SHORT TASK: Transcribe the records below exactly, leaving out any pictures.
# Start of AVAILABLE DATA
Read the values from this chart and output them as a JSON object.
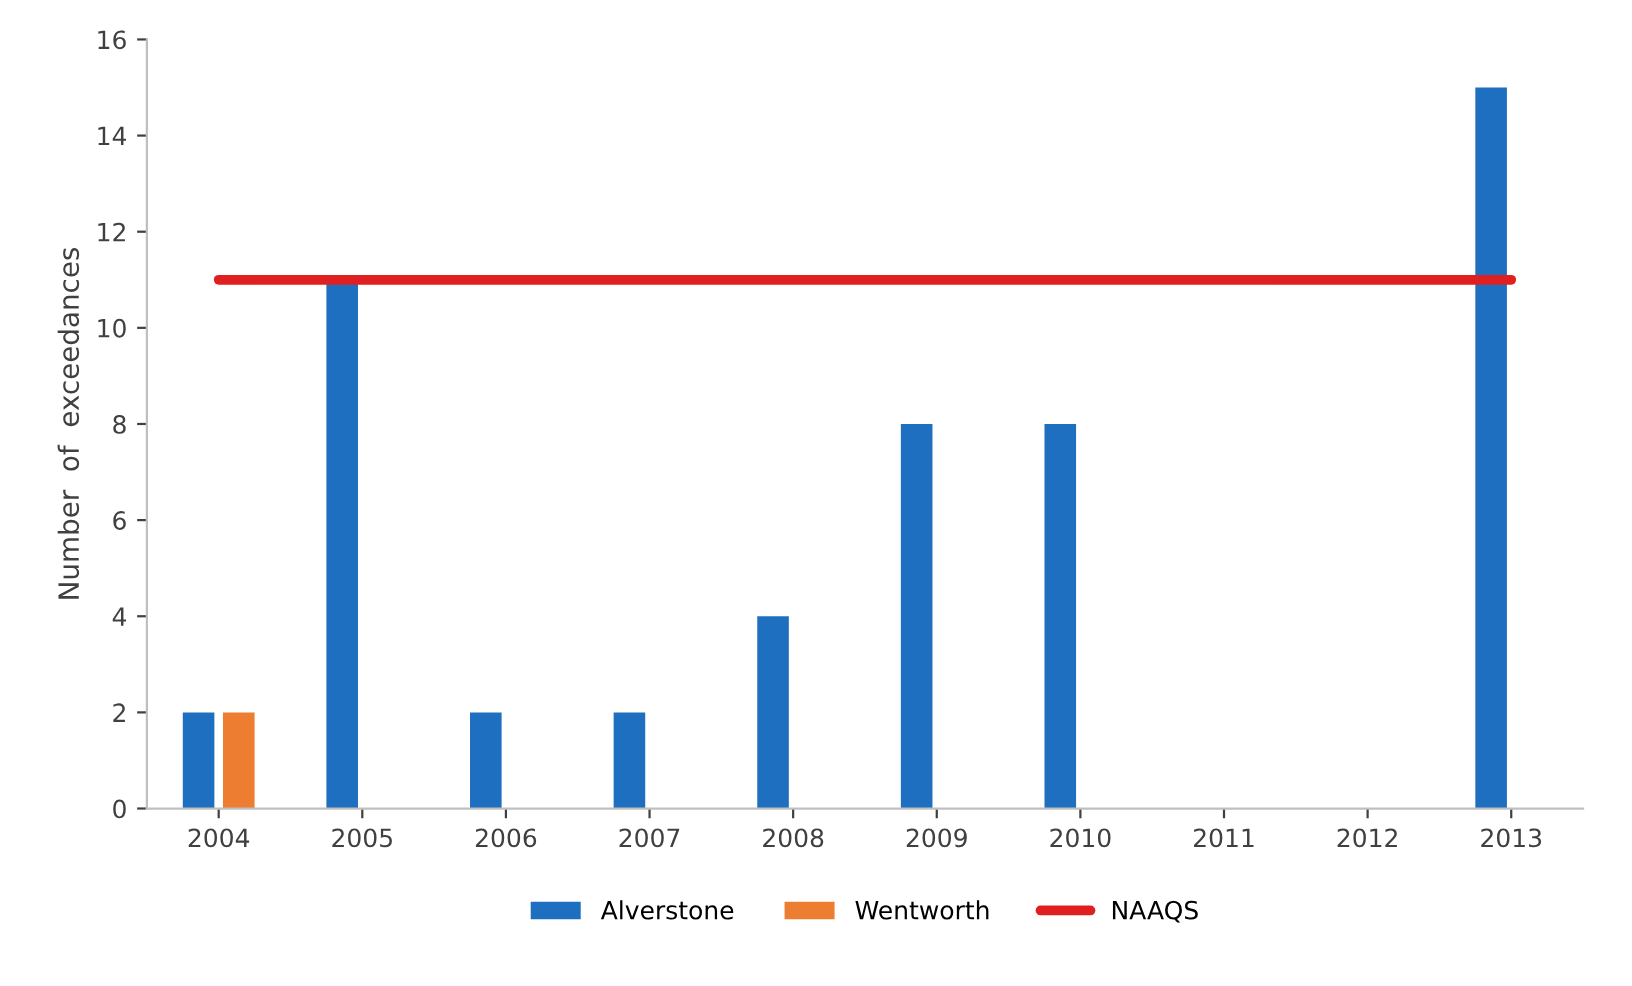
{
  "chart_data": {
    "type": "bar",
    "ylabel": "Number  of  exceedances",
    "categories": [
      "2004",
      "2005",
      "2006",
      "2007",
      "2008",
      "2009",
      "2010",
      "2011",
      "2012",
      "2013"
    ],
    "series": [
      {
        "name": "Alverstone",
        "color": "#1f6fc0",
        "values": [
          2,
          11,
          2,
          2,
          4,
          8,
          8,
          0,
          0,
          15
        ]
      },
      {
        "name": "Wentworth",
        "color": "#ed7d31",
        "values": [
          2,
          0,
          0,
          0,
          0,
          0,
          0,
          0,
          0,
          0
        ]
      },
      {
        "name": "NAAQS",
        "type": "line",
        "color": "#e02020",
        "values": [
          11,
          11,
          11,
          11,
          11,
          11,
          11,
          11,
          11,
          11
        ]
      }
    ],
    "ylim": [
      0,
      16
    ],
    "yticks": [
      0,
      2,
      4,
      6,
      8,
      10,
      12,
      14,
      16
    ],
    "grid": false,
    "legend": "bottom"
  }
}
# End of AVAILABLE DATA
RIGHT ANSWER:
Read the values from this chart and output them as a JSON object.
{
  "chart_data": {
    "type": "bar",
    "ylabel": "Number  of  exceedances",
    "categories": [
      "2004",
      "2005",
      "2006",
      "2007",
      "2008",
      "2009",
      "2010",
      "2011",
      "2012",
      "2013"
    ],
    "series": [
      {
        "name": "Alverstone",
        "color": "#1f6fc0",
        "values": [
          2,
          11,
          2,
          2,
          4,
          8,
          8,
          0,
          0,
          15
        ]
      },
      {
        "name": "Wentworth",
        "color": "#ed7d31",
        "values": [
          2,
          0,
          0,
          0,
          0,
          0,
          0,
          0,
          0,
          0
        ]
      },
      {
        "name": "NAAQS",
        "type": "line",
        "color": "#e02020",
        "values": [
          11,
          11,
          11,
          11,
          11,
          11,
          11,
          11,
          11,
          11
        ]
      }
    ],
    "ylim": [
      0,
      16
    ],
    "yticks": [
      0,
      2,
      4,
      6,
      8,
      10,
      12,
      14,
      16
    ],
    "grid": false,
    "legend": "bottom"
  }
}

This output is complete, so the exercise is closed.